TASK DIRECTIONS → Of all the lines in the material, how many include the word "NGUYÊN"? Give only the number.

>>>>

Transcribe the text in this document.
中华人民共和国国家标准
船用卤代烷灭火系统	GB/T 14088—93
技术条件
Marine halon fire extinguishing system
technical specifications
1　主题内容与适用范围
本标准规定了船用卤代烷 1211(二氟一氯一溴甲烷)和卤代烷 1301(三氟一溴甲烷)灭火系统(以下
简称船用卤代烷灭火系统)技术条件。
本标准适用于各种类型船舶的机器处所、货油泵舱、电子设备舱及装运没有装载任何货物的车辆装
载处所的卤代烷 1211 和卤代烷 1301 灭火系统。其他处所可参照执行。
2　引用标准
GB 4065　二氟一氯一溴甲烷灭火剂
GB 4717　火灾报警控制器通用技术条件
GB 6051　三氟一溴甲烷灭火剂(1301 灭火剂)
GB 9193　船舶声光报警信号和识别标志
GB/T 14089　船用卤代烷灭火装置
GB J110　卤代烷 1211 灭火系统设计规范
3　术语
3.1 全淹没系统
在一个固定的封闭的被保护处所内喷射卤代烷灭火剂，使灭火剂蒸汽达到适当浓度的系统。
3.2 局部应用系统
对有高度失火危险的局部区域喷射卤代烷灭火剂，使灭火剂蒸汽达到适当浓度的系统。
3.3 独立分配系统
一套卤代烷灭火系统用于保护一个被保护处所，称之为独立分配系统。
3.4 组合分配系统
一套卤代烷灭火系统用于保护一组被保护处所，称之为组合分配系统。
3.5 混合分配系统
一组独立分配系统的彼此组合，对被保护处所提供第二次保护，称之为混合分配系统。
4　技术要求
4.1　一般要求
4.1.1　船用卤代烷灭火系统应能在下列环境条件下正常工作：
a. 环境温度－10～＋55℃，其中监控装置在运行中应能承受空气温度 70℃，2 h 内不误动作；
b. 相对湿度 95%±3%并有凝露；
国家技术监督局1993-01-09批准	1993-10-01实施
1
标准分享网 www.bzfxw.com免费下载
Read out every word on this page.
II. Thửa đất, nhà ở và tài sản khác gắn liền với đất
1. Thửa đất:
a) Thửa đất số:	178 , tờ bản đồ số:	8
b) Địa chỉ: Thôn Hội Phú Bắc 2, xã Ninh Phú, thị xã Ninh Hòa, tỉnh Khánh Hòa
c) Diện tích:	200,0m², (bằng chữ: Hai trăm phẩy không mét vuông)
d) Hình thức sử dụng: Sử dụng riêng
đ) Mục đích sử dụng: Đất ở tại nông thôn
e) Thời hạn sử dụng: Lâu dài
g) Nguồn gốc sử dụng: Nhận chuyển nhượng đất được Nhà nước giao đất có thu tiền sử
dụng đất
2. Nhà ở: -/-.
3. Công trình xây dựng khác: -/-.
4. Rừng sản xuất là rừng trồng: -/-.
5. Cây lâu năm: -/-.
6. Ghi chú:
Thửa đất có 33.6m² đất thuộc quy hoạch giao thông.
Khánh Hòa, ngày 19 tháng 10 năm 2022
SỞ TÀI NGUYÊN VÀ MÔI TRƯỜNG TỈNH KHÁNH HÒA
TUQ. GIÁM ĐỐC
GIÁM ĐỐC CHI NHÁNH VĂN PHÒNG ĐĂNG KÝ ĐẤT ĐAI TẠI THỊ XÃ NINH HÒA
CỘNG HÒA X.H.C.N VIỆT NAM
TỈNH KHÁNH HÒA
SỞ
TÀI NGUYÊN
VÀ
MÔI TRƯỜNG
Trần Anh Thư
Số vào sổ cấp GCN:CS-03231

<<<<

CORRECT OUTPUT → 2